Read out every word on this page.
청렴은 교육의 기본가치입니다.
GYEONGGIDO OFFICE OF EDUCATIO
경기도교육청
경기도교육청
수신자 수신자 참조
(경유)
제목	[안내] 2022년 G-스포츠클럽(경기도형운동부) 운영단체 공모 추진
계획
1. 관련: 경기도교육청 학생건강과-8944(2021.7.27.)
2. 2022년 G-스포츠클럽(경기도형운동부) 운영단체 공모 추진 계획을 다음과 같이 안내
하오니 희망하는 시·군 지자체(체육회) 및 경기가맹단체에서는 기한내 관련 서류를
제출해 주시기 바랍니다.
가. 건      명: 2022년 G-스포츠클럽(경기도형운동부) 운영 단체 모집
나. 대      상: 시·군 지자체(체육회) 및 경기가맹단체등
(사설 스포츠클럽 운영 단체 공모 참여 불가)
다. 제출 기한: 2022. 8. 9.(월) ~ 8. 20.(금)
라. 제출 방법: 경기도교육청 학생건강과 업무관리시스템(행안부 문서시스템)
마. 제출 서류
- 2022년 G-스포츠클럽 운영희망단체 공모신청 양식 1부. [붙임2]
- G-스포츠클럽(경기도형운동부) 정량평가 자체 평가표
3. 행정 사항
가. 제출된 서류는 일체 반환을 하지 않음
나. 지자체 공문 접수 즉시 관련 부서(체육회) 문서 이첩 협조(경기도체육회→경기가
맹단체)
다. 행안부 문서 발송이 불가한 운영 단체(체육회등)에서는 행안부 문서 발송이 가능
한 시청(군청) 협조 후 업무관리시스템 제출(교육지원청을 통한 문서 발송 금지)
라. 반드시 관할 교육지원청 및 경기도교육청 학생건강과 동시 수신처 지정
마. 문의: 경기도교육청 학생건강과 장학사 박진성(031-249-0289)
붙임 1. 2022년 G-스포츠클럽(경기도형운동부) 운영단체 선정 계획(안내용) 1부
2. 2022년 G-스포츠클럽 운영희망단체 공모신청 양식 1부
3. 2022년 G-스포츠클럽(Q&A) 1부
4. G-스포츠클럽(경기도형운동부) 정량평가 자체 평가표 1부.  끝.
######
**Exercise task:** Write out every entry word for word.

**Written answer:**
Read out every word on this page.
청렴은 교육의 기본가치입니다.
GYEONGGIDO OFFICE OF EDUCATIO
경기도교육청
경기도교육청
수신자 수신자 참조
(경유)
제목	[안내] 2022년 G-스포츠클럽(경기도형운동부) 운영단체 공모 추진
계획
1. 관련: 경기도교육청 학생건강과-8944(2021.7.27.)
2. 2022년 G-스포츠클럽(경기도형운동부) 운영단체 공모 추진 계획을 다음과 같이 안내
하오니 희망하는 시·군 지자체(체육회) 및 경기가맹단체에서는 기한내 관련 서류를
제출해 주시기 바랍니다.
가. 건      명: 2022년 G-스포츠클럽(경기도형운동부) 운영 단체 모집
나. 대      상: 시·군 지자체(체육회) 및 경기가맹단체등
(사설 스포츠클럽 운영 단체 공모 참여 불가)
다. 제출 기한: 2022. 8. 9.(월) ~ 8. 20.(금)
라. 제출 방법: 경기도교육청 학생건강과 업무관리시스템(행안부 문서시스템)
마. 제출 서류
- 2022년 G-스포츠클럽 운영희망단체 공모신청 양식 1부. [붙임2]
- G-스포츠클럽(경기도형운동부) 정량평가 자체 평가표
3. 행정 사항
가. 제출된 서류는 일체 반환을 하지 않음
나. 지자체 공문 접수 즉시 관련 부서(체육회) 문서 이첩 협조(경기도체육회→경기가
맹단체)
다. 행안부 문서 발송이 불가한 운영 단체(체육회등)에서는 행안부 문서 발송이 가능
한 시청(군청) 협조 후 업무관리시스템 제출(교육지원청을 통한 문서 발송 금지)
라. 반드시 관할 교육지원청 및 경기도교육청 학생건강과 동시 수신처 지정
마. 문의: 경기도교육청 학생건강과 장학사 박진성(031-249-0289)
붙임 1. 2022년 G-스포츠클럽(경기도형운동부) 운영단체 선정 계획(안내용) 1부
2. 2022년 G-스포츠클럽 운영희망단체 공모신청 양식 1부
3. 2022년 G-스포츠클럽(Q&A) 1부
4. G-스포츠클럽(경기도형운동부) 정량평가 자체 평가표 1부.  끝.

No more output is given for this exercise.